▶ _COMPITI DA SVOLGERE_:
1. Nel testo sulla scuola pubblica sostituisci "presidi" con "capi d'istituto" e riscrivi tutto il passo da "Non c’è da scandalizzarsi" fino a "Niente di più.".
2. Prosegui il testo sulla scuola pubblica dopo l'ultima frase riportata.

▶ _TESTO DELLA PAGINA_:
>>

Michele Arnese con pacatezza e oggettività spiega che non è in gioco la vita della scuola pubblica, nessuno la vuole uccidere. Se poi i contestatori pensano che la scuola è così debole da farsi annientare, le ragioni sono del passato caso mai e non del presente, iniziando dagli anni in cui gli studenti nei licei venivano volgarmente indottrinati da docenti schierati politicamente, che facevano opera di disinformazione tramite gli insegnamenti di filosofia, storia, letteratura, diritto.

C’erano alcuni docenti che addirittura approfittando del loro ascendente sugli studenti li spingevano a contestare i propri genitori e a fomentare conflitti familiari. Erano di formazione marxista questi insegnanti, guarda caso, e iscritti alla Cgil. Dalla scuola cominciava la “lotta di classe”. E allora non la triplice ma la Cgil, prima di parlare di morte della scuola pubblica, faccia uno scrupoloso esame di coscienza sugli orrori del passato, che hanno partorito il presente.

Non c’è da scandalizzarsi se si assumono decine di migliaia di persone, dagli ATA ai docenti, ai dirigenti scolastici, e se si assegna un po’ di compiti in più ai presidi per organizzare meglio l’autonomia scolastica, progetto nato male e che finirà peggio. Non sarà certo la fine della scuola. Allora, senza stracciarsi le vesti, si consideri questo provvedimento legislativo che licenzierà il Parlamento di ordinaria amministrazione e manutenzione. Niente di più.

<<

▶ _MATERIALE FORNITO_:
>>

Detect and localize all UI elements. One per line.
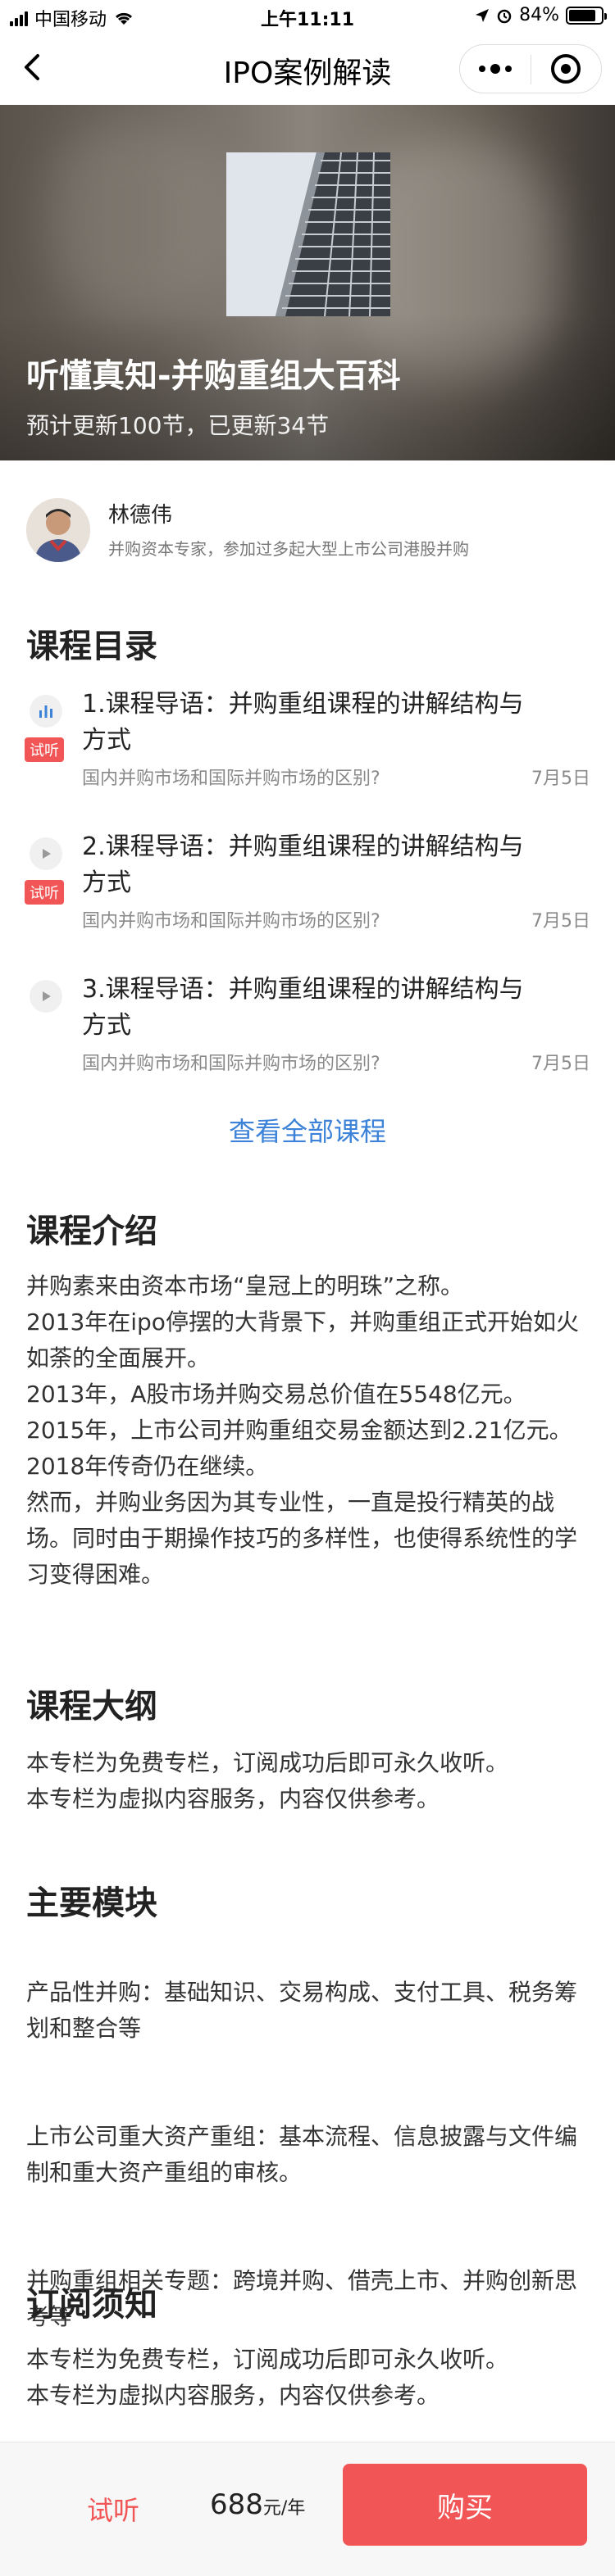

<<

▶ _SOLUZIONI DELL'ESERCIZIO_:
1.
Non c’è da scandalizzarsi se si assumono decine di migliaia di persone, dagli ATA ai docenti, ai dirigenti scolastici, e se si assegna un po’ di compiti in più ai capi d'istituto per organizzare meglio l’autonomia scolastica, progetto nato male e che finirà peggio. Non sarà certo la fine della scuola. Allora, senza stracciarsi le vesti, si consideri questo provvedimento legislativo che licenzierà il Parlamento di ordinaria amministrazione e manutenzione. Niente di più.

2.
Per parlare di riforma della scuola sono necessarie idee originali di pedagogia, di psicologia, di didattica, di antropologia coerenti con lo sviluppo della modernità, e che fino ad oggi non si sono viste manco in lontananza. Dalle istituzioni centrali a quelle periferiche dell’istruzione si confonde tuttora il cosa insegnare col come insegnare, c’è ancora molta strada da fare. Si incominci da qui per una vera riforma.

La stessa progettualità nell’alternanza scuola/lavoro va meglio declinata: la scuola italiana ancora è ferma a guardare alla grande industria, alla catena di montaggio, oggi invece bisogna riconsiderare la bottega artigiana, le piccolissime imprese che tanta qualità producono per il mercato italiano e internazionale. I nostri giovani devono essere preparati per il futuro prossimo, non per domani mattina.